-- start RECORDS FOR THIS EXERCISE --

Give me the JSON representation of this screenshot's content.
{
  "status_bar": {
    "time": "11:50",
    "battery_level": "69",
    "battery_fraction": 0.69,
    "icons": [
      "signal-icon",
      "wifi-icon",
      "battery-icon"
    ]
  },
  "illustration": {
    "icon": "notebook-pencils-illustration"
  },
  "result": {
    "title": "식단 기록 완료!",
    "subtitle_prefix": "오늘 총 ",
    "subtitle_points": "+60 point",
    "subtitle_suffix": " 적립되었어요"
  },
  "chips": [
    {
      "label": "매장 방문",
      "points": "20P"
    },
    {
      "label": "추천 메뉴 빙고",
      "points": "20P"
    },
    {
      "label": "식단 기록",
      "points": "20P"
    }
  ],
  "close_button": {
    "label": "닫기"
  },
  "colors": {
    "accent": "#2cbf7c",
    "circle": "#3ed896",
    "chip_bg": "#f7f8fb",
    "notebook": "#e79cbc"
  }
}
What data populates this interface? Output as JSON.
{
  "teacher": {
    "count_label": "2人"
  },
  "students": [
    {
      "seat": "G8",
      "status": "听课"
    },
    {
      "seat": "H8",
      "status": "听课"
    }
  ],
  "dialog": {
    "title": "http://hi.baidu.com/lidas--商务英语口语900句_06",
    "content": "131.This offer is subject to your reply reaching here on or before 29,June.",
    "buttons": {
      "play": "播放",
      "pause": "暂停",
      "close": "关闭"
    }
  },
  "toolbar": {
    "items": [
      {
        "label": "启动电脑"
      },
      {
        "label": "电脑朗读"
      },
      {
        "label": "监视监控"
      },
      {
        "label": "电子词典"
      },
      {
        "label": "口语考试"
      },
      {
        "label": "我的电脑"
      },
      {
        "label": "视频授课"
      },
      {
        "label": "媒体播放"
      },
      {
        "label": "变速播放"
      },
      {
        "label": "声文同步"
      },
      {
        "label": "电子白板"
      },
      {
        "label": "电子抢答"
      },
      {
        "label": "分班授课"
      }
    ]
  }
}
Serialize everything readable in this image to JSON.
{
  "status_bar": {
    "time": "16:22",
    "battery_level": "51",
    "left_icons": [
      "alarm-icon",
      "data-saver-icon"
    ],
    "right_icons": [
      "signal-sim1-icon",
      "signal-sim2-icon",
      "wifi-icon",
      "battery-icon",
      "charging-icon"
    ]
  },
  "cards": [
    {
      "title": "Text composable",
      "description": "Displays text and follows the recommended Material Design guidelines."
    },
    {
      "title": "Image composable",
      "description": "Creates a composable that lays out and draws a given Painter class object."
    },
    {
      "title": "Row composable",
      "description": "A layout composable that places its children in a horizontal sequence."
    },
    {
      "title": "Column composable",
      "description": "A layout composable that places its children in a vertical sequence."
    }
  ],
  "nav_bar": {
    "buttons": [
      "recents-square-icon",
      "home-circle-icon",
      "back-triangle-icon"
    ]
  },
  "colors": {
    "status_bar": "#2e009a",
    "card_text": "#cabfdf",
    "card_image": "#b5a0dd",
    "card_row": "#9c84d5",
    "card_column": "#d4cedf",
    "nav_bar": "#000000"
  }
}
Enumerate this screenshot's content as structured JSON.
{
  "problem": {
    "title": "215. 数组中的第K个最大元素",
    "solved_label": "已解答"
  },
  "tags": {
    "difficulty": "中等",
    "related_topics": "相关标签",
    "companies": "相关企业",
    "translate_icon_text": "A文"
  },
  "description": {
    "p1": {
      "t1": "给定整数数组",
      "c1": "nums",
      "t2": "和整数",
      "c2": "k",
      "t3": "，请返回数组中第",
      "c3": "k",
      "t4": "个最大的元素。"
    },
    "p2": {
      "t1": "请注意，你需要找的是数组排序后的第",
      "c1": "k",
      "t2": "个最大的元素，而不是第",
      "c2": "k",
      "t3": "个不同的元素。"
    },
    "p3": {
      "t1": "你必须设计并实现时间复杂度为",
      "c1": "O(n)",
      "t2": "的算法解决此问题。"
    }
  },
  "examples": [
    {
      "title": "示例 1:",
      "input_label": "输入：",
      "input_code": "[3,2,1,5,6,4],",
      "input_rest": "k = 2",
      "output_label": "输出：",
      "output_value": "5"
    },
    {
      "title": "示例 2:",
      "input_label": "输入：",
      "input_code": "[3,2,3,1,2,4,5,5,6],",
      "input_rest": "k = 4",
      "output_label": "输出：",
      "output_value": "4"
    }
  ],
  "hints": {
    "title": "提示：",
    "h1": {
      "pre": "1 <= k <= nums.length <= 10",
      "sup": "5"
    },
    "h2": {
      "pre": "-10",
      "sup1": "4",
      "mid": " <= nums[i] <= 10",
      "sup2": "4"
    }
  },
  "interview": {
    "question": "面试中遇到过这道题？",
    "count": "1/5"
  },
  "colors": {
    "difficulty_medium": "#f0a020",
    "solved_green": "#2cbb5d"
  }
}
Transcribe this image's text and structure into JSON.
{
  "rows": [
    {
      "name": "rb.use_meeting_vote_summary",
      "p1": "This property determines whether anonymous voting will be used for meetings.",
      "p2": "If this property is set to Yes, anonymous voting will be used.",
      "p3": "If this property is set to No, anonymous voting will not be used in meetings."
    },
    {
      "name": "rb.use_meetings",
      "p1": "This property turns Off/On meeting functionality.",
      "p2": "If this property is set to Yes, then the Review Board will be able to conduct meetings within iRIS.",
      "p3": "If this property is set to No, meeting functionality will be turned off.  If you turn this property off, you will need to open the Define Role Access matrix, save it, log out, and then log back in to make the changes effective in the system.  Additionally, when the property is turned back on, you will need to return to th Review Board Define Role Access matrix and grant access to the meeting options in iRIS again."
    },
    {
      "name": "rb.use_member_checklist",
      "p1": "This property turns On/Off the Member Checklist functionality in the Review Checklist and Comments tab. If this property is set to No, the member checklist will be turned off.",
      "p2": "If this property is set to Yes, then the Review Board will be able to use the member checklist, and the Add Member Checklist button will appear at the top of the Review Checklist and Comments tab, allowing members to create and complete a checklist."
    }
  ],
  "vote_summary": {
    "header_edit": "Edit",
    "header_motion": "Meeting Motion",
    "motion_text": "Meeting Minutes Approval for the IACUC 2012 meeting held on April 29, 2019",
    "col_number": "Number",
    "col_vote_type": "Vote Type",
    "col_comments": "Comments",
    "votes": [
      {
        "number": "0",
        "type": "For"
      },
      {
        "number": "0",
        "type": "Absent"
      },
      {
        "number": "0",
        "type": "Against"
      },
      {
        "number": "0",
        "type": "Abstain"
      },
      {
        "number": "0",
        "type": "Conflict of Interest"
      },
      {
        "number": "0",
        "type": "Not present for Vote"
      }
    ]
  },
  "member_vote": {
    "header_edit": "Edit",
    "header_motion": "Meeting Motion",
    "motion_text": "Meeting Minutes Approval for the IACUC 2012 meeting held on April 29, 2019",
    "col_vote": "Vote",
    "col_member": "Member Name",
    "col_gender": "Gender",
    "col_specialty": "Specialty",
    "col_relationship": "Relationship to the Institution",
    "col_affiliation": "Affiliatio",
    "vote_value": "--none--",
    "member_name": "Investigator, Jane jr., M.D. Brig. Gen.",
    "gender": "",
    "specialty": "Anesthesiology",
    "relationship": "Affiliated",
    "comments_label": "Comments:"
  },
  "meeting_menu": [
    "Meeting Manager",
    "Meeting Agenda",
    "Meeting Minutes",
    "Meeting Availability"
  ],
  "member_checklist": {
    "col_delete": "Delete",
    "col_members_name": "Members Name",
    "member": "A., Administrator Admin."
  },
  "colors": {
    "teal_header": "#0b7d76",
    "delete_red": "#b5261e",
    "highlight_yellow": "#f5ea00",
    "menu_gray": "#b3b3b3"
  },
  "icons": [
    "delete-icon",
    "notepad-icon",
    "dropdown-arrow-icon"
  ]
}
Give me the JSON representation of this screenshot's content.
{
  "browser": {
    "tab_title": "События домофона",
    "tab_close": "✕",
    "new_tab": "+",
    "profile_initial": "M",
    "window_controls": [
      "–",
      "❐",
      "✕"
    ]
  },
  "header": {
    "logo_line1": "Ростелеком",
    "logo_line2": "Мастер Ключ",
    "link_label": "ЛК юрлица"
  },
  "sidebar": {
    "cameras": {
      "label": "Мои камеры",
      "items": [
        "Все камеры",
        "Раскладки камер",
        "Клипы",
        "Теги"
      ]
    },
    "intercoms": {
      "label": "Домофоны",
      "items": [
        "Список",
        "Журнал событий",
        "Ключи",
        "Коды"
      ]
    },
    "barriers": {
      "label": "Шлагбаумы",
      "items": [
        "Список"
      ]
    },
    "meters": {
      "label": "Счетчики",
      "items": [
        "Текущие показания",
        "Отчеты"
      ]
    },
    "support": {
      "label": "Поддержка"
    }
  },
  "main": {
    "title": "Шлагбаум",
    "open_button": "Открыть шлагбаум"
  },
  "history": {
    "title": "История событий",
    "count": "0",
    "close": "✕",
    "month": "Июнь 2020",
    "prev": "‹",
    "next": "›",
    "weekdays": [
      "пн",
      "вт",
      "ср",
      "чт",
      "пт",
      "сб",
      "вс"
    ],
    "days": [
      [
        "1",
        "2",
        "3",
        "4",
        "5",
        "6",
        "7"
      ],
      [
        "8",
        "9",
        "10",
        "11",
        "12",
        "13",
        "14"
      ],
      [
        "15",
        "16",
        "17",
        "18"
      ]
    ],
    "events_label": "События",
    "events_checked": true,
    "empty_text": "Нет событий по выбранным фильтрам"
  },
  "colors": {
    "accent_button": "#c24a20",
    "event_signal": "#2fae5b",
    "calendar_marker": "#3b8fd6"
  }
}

-- end RECORDS FOR THIS EXERCISE --

◆ JOB
Every line of the listing that holds "children" is to be counted; give only the resulting number.

◆ EXERCISE RESPONSE
2